Write out each of the following lines, keeping every character and number identical to the original.

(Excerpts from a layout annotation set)
^^^^^^^^

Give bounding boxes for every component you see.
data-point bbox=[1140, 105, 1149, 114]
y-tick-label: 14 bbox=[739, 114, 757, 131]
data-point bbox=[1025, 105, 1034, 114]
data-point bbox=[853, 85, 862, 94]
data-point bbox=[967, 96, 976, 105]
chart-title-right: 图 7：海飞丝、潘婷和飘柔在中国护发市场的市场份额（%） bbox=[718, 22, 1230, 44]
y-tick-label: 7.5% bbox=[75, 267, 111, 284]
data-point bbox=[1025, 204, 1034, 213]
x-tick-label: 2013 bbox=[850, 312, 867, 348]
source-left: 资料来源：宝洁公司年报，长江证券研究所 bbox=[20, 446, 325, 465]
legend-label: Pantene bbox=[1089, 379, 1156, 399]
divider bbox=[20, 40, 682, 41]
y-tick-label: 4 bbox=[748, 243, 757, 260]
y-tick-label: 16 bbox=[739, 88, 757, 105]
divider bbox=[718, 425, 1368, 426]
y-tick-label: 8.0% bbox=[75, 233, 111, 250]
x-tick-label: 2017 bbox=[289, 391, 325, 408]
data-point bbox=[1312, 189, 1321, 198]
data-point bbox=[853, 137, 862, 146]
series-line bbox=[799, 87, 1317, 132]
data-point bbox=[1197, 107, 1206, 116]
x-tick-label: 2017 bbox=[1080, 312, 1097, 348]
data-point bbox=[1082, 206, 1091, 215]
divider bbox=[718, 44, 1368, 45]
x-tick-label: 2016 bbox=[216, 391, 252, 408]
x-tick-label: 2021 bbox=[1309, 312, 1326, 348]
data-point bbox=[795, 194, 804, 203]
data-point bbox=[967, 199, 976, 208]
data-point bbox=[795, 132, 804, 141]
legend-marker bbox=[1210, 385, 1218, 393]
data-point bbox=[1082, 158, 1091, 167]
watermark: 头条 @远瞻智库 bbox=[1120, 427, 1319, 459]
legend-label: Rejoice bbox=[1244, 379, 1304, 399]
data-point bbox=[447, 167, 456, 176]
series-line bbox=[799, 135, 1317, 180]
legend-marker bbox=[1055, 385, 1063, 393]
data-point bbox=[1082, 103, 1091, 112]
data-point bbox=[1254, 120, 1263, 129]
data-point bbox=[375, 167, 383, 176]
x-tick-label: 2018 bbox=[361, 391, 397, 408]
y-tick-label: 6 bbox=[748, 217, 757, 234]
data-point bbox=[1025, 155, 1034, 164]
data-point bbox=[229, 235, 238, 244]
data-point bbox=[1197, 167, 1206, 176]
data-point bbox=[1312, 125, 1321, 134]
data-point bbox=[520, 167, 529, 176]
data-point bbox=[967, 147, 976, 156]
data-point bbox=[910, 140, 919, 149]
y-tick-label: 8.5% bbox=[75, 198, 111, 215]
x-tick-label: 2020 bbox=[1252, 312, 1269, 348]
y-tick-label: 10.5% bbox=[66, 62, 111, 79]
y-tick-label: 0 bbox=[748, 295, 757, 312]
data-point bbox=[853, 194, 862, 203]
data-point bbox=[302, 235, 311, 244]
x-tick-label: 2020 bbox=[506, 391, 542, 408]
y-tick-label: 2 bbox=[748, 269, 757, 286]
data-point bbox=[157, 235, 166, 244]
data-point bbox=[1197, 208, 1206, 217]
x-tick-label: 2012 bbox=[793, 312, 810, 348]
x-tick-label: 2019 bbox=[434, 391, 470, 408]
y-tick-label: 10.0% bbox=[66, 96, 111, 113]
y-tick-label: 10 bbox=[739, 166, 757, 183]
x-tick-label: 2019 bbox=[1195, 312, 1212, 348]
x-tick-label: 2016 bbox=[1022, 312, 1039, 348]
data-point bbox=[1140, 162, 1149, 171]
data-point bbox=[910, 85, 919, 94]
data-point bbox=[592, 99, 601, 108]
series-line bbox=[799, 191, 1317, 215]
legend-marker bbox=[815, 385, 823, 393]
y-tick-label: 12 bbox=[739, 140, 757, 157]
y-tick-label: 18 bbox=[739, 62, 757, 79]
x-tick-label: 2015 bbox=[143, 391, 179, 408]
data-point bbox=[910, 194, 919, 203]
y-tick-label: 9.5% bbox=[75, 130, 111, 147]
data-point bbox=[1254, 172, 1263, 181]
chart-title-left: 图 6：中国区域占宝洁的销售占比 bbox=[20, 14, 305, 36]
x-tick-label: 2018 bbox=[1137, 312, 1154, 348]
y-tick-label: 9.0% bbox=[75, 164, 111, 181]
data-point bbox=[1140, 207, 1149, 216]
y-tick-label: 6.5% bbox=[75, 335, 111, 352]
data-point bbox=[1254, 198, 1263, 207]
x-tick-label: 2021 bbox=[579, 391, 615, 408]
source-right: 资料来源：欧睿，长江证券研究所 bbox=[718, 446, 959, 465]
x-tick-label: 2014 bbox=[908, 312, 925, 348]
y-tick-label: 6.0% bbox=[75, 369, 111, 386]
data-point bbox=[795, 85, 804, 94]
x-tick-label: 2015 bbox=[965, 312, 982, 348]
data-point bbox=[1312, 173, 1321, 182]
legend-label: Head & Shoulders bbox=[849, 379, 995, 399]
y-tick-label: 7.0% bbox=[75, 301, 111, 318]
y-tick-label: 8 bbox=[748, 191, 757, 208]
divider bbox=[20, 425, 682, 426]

^^^^^^^^

- Solution below
Give bounding boxes for every component you see.
data-point bbox=[1140, 105, 1149, 114]
y-tick-label: 14 bbox=[739, 114, 757, 131]
data-point bbox=[1025, 105, 1034, 114]
data-point bbox=[853, 85, 862, 94]
data-point bbox=[967, 96, 976, 105]
chart-title-right: 图 7：海飞丝、潘婷和飘柔在中国护发市场的市场份额（%） bbox=[718, 22, 1230, 44]
y-tick-label: 7.5% bbox=[75, 267, 111, 284]
data-point bbox=[1025, 204, 1034, 213]
x-tick-label: 2013 bbox=[850, 312, 867, 348]
source-left: 资料来源：宝洁公司年报，长江证券研究所 bbox=[20, 446, 325, 465]
legend-label: Pantene bbox=[1089, 379, 1156, 399]
divider bbox=[20, 40, 682, 41]
y-tick-label: 4 bbox=[748, 243, 757, 260]
y-tick-label: 16 bbox=[739, 88, 757, 105]
divider bbox=[718, 425, 1368, 426]
y-tick-label: 8.0% bbox=[75, 233, 111, 250]
x-tick-label: 2017 bbox=[289, 391, 325, 408]
data-point bbox=[1312, 189, 1321, 198]
data-point bbox=[853, 137, 862, 146]
series-line bbox=[799, 87, 1317, 132]
data-point bbox=[1197, 107, 1206, 116]
x-tick-label: 2017 bbox=[1080, 312, 1097, 348]
data-point bbox=[1082, 206, 1091, 215]
divider bbox=[718, 44, 1368, 45]
x-tick-label: 2016 bbox=[216, 391, 252, 408]
x-tick-label: 2021 bbox=[1309, 312, 1326, 348]
data-point bbox=[795, 194, 804, 203]
data-point bbox=[967, 199, 976, 208]
data-point bbox=[795, 132, 804, 141]
legend-marker bbox=[1210, 385, 1218, 393]
data-point bbox=[1082, 158, 1091, 167]
watermark: 头条 @远瞻智库 bbox=[1120, 427, 1319, 459]
legend-label: Rejoice bbox=[1244, 379, 1304, 399]
data-point bbox=[447, 167, 456, 176]
series-line bbox=[799, 135, 1317, 180]
legend-marker bbox=[1055, 385, 1063, 393]
data-point bbox=[1082, 103, 1091, 112]
data-point bbox=[1254, 120, 1263, 129]
data-point bbox=[375, 167, 383, 176]
x-tick-label: 2018 bbox=[361, 391, 397, 408]
y-tick-label: 6 bbox=[748, 217, 757, 234]
data-point bbox=[1025, 155, 1034, 164]
data-point bbox=[229, 235, 238, 244]
data-point bbox=[1197, 167, 1206, 176]
data-point bbox=[1312, 125, 1321, 134]
data-point bbox=[520, 167, 529, 176]
data-point bbox=[967, 147, 976, 156]
data-point bbox=[910, 140, 919, 149]
y-tick-label: 8.5% bbox=[75, 198, 111, 215]
x-tick-label: 2020 bbox=[1252, 312, 1269, 348]
y-tick-label: 10.5% bbox=[66, 62, 111, 79]
y-tick-label: 0 bbox=[748, 295, 757, 312]
data-point bbox=[853, 194, 862, 203]
data-point bbox=[302, 235, 311, 244]
x-tick-label: 2020 bbox=[506, 391, 542, 408]
y-tick-label: 2 bbox=[748, 269, 757, 286]
data-point bbox=[157, 235, 166, 244]
data-point bbox=[1197, 208, 1206, 217]
x-tick-label: 2012 bbox=[793, 312, 810, 348]
x-tick-label: 2019 bbox=[434, 391, 470, 408]
y-tick-label: 10.0% bbox=[66, 96, 111, 113]
y-tick-label: 10 bbox=[739, 166, 757, 183]
x-tick-label: 2019 bbox=[1195, 312, 1212, 348]
x-tick-label: 2016 bbox=[1022, 312, 1039, 348]
data-point bbox=[1140, 162, 1149, 171]
data-point bbox=[910, 85, 919, 94]
data-point bbox=[592, 99, 601, 108]
series-line bbox=[799, 191, 1317, 215]
legend-marker bbox=[815, 385, 823, 393]
y-tick-label: 12 bbox=[739, 140, 757, 157]
y-tick-label: 18 bbox=[739, 62, 757, 79]
x-tick-label: 2015 bbox=[143, 391, 179, 408]
data-point bbox=[910, 194, 919, 203]
y-tick-label: 9.5% bbox=[75, 130, 111, 147]
data-point bbox=[1254, 172, 1263, 181]
chart-title-left: 图 6：中国区域占宝洁的销售占比 bbox=[20, 14, 305, 36]
x-tick-label: 2018 bbox=[1137, 312, 1154, 348]
y-tick-label: 9.0% bbox=[75, 164, 111, 181]
data-point bbox=[1140, 207, 1149, 216]
y-tick-label: 6.5% bbox=[75, 335, 111, 352]
data-point bbox=[1254, 198, 1263, 207]
x-tick-label: 2021 bbox=[579, 391, 615, 408]
source-right: 资料来源：欧睿，长江证券研究所 bbox=[718, 446, 959, 465]
x-tick-label: 2014 bbox=[908, 312, 925, 348]
y-tick-label: 6.0% bbox=[75, 369, 111, 386]
data-point bbox=[795, 85, 804, 94]
x-tick-label: 2015 bbox=[965, 312, 982, 348]
data-point bbox=[1312, 173, 1321, 182]
legend-label: Head & Shoulders bbox=[849, 379, 995, 399]
y-tick-label: 7.0% bbox=[75, 301, 111, 318]
y-tick-label: 8 bbox=[748, 191, 757, 208]
divider bbox=[20, 425, 682, 426]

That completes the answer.